▶ **Exercise input**:
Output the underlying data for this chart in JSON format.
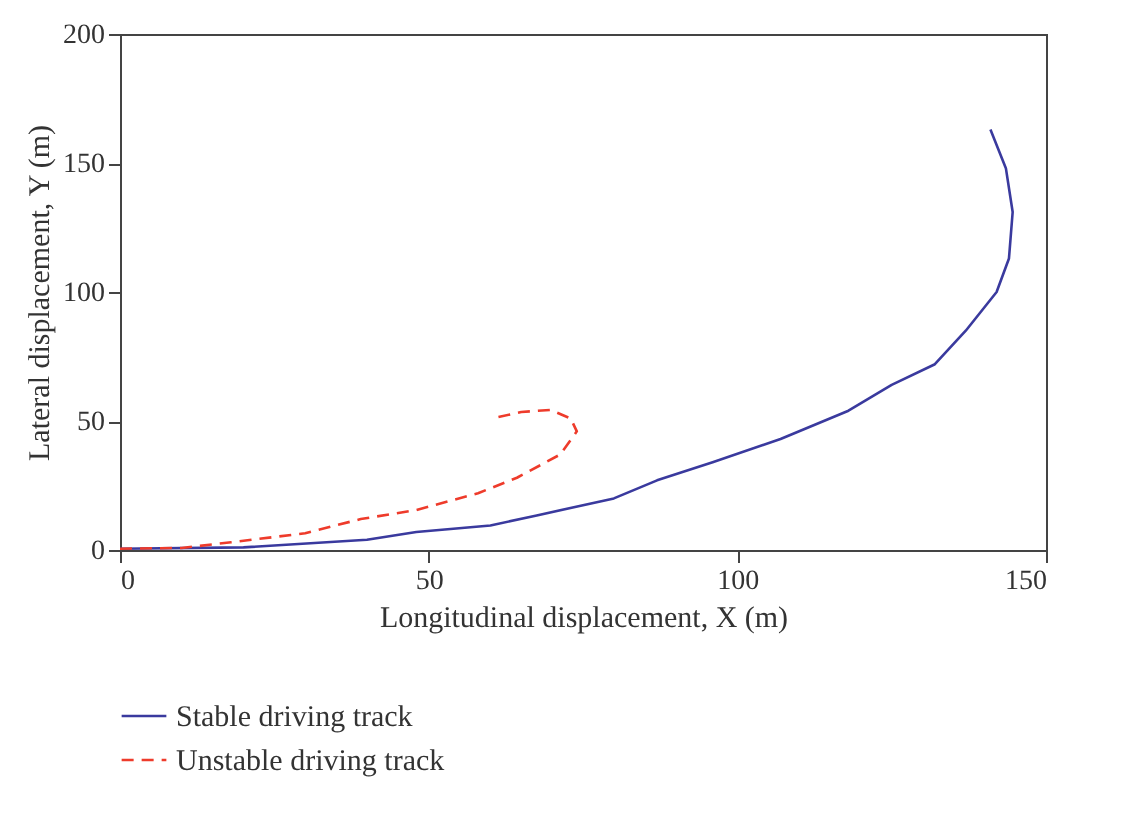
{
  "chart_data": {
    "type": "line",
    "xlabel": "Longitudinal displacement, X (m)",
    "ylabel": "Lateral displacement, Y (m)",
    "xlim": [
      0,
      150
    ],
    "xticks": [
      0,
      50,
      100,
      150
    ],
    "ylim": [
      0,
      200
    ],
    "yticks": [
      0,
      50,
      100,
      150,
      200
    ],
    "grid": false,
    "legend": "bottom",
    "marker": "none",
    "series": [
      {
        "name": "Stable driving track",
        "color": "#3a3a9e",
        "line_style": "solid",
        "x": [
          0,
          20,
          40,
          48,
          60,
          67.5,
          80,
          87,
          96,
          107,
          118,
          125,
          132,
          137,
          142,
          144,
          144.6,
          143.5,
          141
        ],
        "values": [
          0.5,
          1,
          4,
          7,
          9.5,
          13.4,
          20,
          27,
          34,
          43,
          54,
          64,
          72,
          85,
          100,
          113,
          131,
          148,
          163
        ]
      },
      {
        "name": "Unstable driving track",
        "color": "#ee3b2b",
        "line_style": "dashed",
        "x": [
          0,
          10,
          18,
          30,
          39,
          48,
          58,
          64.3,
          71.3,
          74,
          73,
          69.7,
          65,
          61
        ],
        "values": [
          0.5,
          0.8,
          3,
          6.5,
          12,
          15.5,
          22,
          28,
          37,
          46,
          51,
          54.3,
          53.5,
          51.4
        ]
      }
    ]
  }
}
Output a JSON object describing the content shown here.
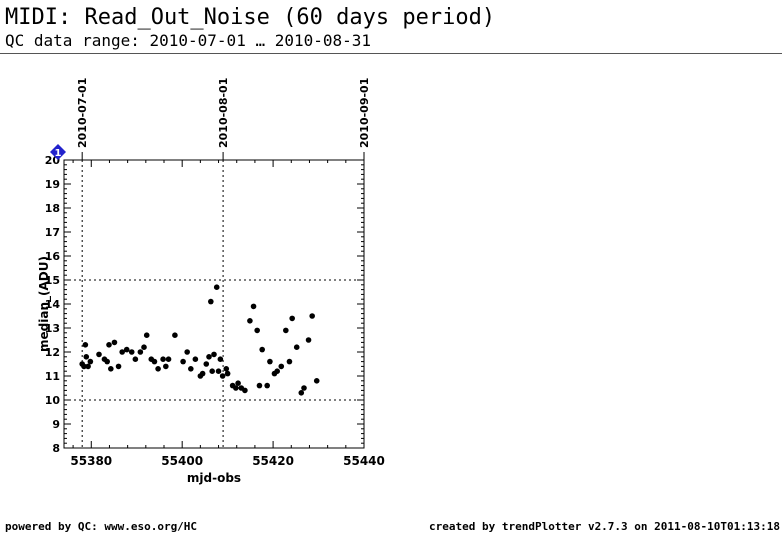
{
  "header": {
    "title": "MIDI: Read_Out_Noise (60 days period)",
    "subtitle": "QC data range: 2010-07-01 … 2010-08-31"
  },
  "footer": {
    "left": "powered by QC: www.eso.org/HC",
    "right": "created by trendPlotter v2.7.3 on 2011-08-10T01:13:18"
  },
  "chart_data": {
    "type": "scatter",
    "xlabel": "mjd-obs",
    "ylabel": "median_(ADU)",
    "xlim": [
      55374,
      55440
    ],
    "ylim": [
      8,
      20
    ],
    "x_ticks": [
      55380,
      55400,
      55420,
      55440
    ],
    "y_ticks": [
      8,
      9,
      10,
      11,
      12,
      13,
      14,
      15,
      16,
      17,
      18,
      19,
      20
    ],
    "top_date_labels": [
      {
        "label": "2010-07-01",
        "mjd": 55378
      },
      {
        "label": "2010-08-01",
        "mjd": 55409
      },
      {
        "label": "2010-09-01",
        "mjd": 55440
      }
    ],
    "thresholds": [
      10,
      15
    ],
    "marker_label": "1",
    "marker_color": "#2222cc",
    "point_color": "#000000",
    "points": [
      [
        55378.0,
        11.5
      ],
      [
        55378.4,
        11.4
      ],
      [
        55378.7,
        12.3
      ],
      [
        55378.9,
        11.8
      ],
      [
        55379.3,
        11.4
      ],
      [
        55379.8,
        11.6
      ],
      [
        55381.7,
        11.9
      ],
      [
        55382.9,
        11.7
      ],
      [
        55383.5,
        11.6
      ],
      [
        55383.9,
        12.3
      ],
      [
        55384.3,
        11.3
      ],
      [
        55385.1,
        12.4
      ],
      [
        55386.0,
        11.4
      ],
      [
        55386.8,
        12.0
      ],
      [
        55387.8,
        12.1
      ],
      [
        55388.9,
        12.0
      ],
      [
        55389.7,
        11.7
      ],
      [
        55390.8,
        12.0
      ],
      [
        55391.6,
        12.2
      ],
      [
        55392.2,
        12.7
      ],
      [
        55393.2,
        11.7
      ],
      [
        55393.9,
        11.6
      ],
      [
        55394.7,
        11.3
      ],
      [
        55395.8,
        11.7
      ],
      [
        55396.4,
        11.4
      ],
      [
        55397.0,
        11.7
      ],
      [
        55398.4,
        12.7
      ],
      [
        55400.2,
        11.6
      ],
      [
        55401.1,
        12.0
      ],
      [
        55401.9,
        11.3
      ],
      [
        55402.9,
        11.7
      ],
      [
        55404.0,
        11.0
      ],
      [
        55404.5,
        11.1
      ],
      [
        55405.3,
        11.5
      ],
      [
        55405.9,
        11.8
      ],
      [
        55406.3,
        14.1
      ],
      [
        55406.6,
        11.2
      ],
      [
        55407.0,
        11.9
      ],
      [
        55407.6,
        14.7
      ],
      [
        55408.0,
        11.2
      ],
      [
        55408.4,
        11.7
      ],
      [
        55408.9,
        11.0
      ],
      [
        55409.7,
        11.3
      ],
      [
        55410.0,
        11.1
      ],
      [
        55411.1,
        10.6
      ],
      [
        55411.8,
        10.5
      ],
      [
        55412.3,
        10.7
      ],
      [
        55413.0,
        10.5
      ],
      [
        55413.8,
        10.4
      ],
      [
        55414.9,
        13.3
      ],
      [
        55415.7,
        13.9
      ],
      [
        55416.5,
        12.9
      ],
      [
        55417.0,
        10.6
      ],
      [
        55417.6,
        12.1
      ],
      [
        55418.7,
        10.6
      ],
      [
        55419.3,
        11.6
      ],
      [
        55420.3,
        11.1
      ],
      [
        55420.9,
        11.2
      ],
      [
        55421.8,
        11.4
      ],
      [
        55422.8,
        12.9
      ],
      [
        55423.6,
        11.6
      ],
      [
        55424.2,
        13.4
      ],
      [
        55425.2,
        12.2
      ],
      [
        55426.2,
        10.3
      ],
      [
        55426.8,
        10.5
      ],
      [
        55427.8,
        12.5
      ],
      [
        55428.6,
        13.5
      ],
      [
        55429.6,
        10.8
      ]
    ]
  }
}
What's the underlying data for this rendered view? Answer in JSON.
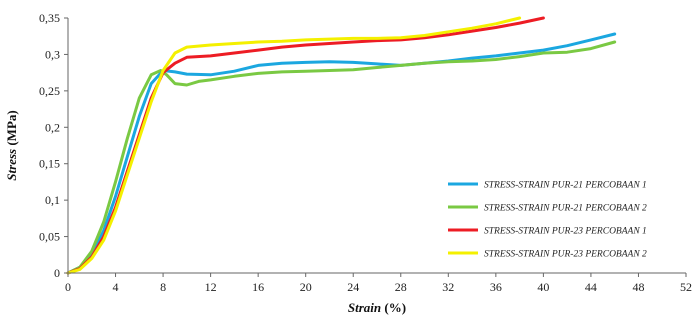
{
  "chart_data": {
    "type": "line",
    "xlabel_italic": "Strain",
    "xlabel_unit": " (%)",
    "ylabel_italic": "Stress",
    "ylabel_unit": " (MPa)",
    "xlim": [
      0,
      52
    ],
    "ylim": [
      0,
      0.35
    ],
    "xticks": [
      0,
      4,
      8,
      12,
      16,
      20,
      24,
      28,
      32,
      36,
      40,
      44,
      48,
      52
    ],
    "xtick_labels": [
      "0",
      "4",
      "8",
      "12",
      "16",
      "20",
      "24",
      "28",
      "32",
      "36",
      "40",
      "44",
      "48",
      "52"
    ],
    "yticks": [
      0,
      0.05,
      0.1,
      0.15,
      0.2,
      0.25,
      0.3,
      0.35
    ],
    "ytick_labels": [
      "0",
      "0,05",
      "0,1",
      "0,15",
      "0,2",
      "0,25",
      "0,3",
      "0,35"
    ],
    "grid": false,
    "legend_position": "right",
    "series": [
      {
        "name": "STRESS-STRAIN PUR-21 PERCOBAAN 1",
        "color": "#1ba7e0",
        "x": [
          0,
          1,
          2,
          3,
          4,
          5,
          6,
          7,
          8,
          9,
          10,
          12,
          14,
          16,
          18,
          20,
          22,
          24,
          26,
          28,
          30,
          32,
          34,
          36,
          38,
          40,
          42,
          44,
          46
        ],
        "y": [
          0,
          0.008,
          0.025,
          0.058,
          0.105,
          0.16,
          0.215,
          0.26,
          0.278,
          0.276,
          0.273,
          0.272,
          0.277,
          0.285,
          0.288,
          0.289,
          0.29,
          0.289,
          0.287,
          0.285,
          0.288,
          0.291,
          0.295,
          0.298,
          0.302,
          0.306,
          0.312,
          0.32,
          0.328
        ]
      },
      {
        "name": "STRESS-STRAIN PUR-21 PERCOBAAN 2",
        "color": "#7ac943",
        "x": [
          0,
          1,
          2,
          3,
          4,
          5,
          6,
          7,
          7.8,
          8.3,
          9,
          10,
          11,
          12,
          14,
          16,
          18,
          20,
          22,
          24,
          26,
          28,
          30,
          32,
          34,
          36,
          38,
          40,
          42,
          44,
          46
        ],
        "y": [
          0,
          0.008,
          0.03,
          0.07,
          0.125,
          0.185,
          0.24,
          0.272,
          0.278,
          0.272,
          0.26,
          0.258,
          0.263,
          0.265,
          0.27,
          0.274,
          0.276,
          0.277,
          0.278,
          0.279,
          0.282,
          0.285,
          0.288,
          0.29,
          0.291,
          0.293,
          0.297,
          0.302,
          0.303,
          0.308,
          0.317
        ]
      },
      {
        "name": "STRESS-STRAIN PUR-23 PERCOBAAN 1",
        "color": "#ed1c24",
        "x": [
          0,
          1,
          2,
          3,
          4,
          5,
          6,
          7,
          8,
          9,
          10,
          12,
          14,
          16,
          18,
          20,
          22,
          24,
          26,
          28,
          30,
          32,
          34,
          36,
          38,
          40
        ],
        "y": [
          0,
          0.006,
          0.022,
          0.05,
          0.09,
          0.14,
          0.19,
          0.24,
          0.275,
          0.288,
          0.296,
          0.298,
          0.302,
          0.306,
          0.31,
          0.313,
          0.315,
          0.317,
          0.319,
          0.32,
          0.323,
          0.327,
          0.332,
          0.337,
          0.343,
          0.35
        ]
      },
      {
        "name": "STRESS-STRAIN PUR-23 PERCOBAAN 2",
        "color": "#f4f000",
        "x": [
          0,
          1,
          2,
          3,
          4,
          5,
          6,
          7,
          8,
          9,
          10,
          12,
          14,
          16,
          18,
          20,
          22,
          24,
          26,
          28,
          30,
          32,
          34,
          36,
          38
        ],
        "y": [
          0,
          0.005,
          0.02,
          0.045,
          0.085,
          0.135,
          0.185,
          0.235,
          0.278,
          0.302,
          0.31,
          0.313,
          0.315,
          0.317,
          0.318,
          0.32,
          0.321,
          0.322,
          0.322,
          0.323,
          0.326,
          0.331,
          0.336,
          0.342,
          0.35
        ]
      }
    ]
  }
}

==

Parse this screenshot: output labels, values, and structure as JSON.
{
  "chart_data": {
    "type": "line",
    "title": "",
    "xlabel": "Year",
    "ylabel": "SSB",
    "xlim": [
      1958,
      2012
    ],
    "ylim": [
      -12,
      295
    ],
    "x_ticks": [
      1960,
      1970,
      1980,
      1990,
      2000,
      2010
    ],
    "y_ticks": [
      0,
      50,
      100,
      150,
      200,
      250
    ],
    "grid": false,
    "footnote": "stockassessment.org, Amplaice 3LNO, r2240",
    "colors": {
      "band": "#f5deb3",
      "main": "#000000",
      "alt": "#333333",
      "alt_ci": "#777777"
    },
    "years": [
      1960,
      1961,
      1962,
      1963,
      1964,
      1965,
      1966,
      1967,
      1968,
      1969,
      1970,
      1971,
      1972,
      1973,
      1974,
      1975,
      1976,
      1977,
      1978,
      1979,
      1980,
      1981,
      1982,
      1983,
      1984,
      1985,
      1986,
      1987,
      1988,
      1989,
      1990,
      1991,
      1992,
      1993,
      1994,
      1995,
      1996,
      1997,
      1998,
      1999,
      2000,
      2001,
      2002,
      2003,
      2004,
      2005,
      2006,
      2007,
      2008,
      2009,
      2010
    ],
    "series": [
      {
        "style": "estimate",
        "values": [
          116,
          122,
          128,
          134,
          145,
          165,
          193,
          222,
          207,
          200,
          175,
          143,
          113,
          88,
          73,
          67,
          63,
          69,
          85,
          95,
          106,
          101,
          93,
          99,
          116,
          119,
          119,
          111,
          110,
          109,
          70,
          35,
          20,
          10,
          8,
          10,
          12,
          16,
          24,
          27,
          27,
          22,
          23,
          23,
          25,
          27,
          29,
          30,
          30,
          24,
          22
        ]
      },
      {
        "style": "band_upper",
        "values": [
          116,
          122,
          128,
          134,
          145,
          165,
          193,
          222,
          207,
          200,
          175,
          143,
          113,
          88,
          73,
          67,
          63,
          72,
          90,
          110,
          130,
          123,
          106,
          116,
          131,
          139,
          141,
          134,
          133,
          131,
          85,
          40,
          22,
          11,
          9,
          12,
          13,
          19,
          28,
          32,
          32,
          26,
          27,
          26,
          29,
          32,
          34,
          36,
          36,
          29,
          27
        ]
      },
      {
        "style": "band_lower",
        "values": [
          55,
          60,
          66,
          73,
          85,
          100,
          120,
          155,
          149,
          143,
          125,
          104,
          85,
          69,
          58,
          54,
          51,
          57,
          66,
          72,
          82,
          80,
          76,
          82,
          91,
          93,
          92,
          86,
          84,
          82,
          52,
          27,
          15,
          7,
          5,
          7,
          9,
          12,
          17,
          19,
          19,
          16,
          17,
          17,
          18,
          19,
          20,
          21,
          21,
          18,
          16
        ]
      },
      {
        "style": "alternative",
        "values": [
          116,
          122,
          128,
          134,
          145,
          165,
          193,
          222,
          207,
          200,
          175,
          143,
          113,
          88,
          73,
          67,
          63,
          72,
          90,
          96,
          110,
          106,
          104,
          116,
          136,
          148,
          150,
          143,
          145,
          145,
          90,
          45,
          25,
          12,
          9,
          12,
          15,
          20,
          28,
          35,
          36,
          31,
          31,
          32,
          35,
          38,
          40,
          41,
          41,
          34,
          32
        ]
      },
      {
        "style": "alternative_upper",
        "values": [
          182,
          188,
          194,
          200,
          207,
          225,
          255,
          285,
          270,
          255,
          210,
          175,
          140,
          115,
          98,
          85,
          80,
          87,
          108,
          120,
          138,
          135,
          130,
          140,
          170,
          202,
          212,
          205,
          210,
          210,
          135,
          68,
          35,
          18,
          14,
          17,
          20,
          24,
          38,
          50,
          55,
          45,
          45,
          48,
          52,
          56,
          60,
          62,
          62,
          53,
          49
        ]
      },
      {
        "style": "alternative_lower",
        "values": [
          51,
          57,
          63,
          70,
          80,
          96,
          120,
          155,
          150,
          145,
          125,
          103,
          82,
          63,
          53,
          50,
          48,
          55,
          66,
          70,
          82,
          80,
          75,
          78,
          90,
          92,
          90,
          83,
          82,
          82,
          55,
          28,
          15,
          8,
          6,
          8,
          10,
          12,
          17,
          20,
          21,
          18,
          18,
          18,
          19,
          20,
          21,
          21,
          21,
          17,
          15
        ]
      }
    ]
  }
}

▶ **Instructions for the task**: Work out how many lines above contain the word "this". Give only the number.

▶ **Written solution**: 3